[INPUT DATA]

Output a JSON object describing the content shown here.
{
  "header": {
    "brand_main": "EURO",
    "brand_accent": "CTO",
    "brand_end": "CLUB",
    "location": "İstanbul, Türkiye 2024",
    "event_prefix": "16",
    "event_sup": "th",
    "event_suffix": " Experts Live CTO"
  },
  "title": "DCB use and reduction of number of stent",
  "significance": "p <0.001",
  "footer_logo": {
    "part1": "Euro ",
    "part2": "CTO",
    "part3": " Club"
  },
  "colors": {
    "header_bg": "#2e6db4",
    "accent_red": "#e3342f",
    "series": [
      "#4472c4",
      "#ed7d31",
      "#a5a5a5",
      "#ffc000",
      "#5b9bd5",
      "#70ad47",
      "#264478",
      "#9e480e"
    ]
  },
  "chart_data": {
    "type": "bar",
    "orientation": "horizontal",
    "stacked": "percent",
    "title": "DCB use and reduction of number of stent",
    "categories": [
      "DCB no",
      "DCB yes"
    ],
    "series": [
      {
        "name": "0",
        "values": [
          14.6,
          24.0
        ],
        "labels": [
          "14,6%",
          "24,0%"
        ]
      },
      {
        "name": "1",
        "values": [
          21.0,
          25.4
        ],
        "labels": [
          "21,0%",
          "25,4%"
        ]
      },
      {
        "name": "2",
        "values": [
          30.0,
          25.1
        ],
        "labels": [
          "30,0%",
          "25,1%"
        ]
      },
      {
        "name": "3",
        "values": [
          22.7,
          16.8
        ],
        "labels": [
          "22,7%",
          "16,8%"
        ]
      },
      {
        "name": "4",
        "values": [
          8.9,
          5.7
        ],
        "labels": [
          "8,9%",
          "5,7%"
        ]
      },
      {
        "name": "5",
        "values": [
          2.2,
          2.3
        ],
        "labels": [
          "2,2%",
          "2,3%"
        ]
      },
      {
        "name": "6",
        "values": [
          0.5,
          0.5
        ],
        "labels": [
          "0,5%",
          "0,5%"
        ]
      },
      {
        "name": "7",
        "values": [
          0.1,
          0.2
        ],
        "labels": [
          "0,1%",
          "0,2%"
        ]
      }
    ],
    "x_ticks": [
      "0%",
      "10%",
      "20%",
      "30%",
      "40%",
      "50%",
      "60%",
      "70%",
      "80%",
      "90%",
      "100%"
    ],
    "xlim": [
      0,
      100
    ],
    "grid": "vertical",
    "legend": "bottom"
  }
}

[GOAL OF THE EXERCISE] Set down the entries above again, word for word.

[REPLY]
Output a JSON object describing the content shown here.
{
  "header": {
    "brand_main": "EURO",
    "brand_accent": "CTO",
    "brand_end": "CLUB",
    "location": "İstanbul, Türkiye 2024",
    "event_prefix": "16",
    "event_sup": "th",
    "event_suffix": " Experts Live CTO"
  },
  "title": "DCB use and reduction of number of stent",
  "significance": "p <0.001",
  "footer_logo": {
    "part1": "Euro ",
    "part2": "CTO",
    "part3": " Club"
  },
  "colors": {
    "header_bg": "#2e6db4",
    "accent_red": "#e3342f",
    "series": [
      "#4472c4",
      "#ed7d31",
      "#a5a5a5",
      "#ffc000",
      "#5b9bd5",
      "#70ad47",
      "#264478",
      "#9e480e"
    ]
  },
  "chart_data": {
    "type": "bar",
    "orientation": "horizontal",
    "stacked": "percent",
    "title": "DCB use and reduction of number of stent",
    "categories": [
      "DCB no",
      "DCB yes"
    ],
    "series": [
      {
        "name": "0",
        "values": [
          14.6,
          24.0
        ],
        "labels": [
          "14,6%",
          "24,0%"
        ]
      },
      {
        "name": "1",
        "values": [
          21.0,
          25.4
        ],
        "labels": [
          "21,0%",
          "25,4%"
        ]
      },
      {
        "name": "2",
        "values": [
          30.0,
          25.1
        ],
        "labels": [
          "30,0%",
          "25,1%"
        ]
      },
      {
        "name": "3",
        "values": [
          22.7,
          16.8
        ],
        "labels": [
          "22,7%",
          "16,8%"
        ]
      },
      {
        "name": "4",
        "values": [
          8.9,
          5.7
        ],
        "labels": [
          "8,9%",
          "5,7%"
        ]
      },
      {
        "name": "5",
        "values": [
          2.2,
          2.3
        ],
        "labels": [
          "2,2%",
          "2,3%"
        ]
      },
      {
        "name": "6",
        "values": [
          0.5,
          0.5
        ],
        "labels": [
          "0,5%",
          "0,5%"
        ]
      },
      {
        "name": "7",
        "values": [
          0.1,
          0.2
        ],
        "labels": [
          "0,1%",
          "0,2%"
        ]
      }
    ],
    "x_ticks": [
      "0%",
      "10%",
      "20%",
      "30%",
      "40%",
      "50%",
      "60%",
      "70%",
      "80%",
      "90%",
      "100%"
    ],
    "xlim": [
      0,
      100
    ],
    "grid": "vertical",
    "legend": "bottom"
  }
}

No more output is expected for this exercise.